** The request **
Return, exactly, the line that contains "Enumerate this screenshot's" together with all lines after it to the end of the entries, and no further lines.

# # # # #

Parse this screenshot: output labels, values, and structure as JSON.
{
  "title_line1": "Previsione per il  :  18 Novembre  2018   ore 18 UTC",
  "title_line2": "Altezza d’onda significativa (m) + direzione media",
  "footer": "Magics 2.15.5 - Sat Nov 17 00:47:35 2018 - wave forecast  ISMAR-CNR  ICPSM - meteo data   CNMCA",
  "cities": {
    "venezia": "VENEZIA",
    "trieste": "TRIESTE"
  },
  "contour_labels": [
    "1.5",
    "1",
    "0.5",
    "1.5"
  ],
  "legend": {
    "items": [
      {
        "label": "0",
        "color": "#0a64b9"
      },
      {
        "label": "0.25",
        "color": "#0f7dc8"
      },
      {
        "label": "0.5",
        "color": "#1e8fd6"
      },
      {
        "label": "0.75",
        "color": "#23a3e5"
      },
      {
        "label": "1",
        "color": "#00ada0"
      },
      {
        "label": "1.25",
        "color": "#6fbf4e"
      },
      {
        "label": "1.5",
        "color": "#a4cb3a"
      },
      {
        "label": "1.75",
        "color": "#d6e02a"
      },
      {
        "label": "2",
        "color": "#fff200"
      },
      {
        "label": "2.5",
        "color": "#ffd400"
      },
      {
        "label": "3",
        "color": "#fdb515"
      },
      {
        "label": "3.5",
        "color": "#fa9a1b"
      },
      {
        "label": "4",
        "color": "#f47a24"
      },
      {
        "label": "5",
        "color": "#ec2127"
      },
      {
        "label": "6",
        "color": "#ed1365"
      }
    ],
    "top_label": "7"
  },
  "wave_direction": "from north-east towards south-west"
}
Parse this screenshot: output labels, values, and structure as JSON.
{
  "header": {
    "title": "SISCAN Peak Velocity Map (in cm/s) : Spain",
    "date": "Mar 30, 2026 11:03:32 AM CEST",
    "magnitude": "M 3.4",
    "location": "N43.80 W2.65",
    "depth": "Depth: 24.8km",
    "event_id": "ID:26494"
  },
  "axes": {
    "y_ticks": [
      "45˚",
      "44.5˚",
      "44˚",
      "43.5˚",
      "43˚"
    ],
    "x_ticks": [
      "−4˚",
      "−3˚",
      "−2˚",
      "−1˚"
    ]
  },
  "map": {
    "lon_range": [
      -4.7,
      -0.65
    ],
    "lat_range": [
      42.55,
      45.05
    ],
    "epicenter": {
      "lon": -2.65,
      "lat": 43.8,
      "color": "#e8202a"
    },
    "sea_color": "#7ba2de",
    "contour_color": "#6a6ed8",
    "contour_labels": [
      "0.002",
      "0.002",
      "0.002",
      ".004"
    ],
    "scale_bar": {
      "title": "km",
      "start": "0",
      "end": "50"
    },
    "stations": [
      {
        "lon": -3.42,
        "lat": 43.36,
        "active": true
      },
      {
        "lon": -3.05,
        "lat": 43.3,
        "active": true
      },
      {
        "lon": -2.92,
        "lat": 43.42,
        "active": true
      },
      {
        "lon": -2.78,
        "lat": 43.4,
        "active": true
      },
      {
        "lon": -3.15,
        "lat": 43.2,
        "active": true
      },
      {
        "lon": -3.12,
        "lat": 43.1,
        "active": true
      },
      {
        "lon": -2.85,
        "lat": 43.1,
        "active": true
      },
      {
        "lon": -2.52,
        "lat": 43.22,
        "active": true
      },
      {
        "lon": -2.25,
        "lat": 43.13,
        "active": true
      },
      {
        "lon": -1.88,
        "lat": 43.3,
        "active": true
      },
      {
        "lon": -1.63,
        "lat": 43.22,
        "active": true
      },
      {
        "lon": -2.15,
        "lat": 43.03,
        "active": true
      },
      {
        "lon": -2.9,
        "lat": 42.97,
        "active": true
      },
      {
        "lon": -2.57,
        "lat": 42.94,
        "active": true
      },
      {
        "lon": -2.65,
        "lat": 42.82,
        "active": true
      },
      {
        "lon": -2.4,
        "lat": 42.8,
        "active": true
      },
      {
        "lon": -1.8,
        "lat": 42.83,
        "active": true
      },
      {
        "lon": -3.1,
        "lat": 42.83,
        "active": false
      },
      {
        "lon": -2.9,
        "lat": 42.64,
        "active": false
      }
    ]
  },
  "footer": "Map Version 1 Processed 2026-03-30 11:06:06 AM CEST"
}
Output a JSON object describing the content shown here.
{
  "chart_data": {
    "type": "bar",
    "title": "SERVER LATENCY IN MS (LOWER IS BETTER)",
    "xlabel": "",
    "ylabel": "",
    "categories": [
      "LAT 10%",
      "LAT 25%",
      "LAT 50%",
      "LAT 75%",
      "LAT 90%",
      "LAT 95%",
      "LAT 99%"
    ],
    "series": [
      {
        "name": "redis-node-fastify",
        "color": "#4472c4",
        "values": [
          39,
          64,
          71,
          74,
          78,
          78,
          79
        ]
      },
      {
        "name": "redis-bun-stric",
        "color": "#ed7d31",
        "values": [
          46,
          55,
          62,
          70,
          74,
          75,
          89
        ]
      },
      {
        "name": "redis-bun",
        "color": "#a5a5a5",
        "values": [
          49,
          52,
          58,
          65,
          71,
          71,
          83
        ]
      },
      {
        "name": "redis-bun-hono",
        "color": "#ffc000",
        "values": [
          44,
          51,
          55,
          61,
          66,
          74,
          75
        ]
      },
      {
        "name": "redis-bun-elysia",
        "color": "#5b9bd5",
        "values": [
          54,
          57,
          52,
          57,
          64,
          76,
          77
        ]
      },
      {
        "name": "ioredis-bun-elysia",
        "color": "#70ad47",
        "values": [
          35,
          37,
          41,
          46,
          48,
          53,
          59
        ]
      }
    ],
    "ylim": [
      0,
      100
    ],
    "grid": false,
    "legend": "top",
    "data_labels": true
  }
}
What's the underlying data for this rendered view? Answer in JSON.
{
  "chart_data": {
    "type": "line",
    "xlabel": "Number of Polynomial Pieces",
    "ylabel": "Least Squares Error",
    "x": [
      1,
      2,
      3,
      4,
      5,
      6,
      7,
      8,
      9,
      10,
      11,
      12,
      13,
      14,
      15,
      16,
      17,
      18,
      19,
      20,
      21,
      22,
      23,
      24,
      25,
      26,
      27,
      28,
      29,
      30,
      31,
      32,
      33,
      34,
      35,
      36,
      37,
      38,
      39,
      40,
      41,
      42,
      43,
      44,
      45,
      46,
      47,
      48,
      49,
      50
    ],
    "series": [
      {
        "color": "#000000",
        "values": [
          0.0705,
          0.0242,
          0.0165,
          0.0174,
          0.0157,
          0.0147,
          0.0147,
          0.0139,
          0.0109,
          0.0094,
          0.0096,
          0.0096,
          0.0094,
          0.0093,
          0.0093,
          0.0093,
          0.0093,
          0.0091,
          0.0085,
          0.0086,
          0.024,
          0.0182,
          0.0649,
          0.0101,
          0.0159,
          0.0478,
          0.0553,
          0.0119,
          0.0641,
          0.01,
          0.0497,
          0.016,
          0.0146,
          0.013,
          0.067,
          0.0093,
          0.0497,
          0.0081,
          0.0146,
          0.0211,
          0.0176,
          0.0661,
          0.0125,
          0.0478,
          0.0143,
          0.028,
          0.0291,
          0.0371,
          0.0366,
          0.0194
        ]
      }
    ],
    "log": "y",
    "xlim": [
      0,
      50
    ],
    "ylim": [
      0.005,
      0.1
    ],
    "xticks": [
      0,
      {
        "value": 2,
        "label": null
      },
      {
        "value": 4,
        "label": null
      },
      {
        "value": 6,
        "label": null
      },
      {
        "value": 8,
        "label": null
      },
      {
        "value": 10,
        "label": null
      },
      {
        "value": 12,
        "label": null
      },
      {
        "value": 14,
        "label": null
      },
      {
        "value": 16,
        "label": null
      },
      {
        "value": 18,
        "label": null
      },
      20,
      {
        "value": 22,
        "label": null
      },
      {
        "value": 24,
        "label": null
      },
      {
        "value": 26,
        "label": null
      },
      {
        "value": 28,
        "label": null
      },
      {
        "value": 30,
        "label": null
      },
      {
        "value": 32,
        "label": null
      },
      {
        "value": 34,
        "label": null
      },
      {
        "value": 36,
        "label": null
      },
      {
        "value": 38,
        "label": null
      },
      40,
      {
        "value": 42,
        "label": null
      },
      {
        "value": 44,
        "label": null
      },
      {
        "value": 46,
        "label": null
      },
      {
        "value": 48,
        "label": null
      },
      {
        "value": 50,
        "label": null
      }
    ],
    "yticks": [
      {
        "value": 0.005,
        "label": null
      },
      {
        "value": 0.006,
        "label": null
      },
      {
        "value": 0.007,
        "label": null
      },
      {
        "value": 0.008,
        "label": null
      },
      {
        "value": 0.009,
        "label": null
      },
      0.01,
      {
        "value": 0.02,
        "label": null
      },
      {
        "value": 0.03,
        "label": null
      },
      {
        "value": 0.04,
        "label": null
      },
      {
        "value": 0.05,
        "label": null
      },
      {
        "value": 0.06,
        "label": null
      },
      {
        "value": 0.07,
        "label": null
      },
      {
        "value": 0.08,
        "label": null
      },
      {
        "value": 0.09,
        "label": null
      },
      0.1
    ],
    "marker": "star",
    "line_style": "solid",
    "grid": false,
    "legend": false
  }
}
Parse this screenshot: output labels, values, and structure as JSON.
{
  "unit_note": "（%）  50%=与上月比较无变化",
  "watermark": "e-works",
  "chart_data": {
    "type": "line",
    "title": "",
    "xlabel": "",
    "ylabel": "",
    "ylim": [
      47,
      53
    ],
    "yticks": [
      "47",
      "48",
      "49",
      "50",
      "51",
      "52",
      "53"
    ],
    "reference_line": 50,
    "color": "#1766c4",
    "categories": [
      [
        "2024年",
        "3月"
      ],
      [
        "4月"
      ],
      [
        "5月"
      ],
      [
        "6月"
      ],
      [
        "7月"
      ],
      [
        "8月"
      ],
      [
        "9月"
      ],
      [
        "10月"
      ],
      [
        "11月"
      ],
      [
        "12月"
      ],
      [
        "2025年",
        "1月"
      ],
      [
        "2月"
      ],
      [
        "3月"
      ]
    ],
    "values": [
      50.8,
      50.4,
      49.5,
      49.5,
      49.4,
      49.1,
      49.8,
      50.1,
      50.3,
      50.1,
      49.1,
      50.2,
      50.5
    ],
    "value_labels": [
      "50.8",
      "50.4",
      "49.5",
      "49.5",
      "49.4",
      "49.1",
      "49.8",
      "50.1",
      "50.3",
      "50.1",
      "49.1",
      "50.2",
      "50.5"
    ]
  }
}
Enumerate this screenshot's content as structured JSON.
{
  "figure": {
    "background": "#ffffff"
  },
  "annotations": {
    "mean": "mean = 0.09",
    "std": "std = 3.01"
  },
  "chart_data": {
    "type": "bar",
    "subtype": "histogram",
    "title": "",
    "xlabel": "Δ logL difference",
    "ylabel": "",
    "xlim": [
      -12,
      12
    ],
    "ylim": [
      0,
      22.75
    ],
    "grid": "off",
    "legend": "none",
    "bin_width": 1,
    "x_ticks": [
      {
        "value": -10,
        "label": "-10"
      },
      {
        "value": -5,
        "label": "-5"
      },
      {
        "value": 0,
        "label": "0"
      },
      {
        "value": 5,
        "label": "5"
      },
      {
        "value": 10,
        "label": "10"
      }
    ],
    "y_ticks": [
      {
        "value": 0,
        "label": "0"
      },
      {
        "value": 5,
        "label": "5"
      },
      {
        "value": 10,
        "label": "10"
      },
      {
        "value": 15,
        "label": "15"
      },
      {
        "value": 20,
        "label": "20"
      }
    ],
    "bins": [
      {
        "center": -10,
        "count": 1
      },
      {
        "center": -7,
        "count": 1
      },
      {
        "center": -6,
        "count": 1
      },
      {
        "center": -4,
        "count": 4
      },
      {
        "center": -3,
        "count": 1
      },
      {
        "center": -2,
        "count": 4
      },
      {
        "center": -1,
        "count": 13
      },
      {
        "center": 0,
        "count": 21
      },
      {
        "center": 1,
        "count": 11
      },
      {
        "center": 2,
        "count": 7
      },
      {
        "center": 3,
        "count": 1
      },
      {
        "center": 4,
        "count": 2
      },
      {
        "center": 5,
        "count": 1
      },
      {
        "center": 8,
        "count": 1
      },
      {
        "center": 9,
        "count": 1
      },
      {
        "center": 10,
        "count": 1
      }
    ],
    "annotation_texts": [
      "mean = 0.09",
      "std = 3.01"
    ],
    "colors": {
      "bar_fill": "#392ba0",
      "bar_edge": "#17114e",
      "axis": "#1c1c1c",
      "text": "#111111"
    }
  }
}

# # # # #

** Exercise solution **
Enumerate this screenshot's content as structured JSON.
{
  "figure": {
    "background": "#ffffff"
  },
  "annotations": {
    "mean": "mean = 0.09",
    "std": "std = 3.01"
  },
  "chart_data": {
    "type": "bar",
    "subtype": "histogram",
    "title": "",
    "xlabel": "Δ logL difference",
    "ylabel": "",
    "xlim": [
      -12,
      12
    ],
    "ylim": [
      0,
      22.75
    ],
    "grid": "off",
    "legend": "none",
    "bin_width": 1,
    "x_ticks": [
      {
        "value": -10,
        "label": "-10"
      },
      {
        "value": -5,
        "label": "-5"
      },
      {
        "value": 0,
        "label": "0"
      },
      {
        "value": 5,
        "label": "5"
      },
      {
        "value": 10,
        "label": "10"
      }
    ],
    "y_ticks": [
      {
        "value": 0,
        "label": "0"
      },
      {
        "value": 5,
        "label": "5"
      },
      {
        "value": 10,
        "label": "10"
      },
      {
        "value": 15,
        "label": "15"
      },
      {
        "value": 20,
        "label": "20"
      }
    ],
    "bins": [
      {
        "center": -10,
        "count": 1
      },
      {
        "center": -7,
        "count": 1
      },
      {
        "center": -6,
        "count": 1
      },
      {
        "center": -4,
        "count": 4
      },
      {
        "center": -3,
        "count": 1
      },
      {
        "center": -2,
        "count": 4
      },
      {
        "center": -1,
        "count": 13
      },
      {
        "center": 0,
        "count": 21
      },
      {
        "center": 1,
        "count": 11
      },
      {
        "center": 2,
        "count": 7
      },
      {
        "center": 3,
        "count": 1
      },
      {
        "center": 4,
        "count": 2
      },
      {
        "center": 5,
        "count": 1
      },
      {
        "center": 8,
        "count": 1
      },
      {
        "center": 9,
        "count": 1
      },
      {
        "center": 10,
        "count": 1
      }
    ],
    "annotation_texts": [
      "mean = 0.09",
      "std = 3.01"
    ],
    "colors": {
      "bar_fill": "#392ba0",
      "bar_edge": "#17114e",
      "axis": "#1c1c1c",
      "text": "#111111"
    }
  }
}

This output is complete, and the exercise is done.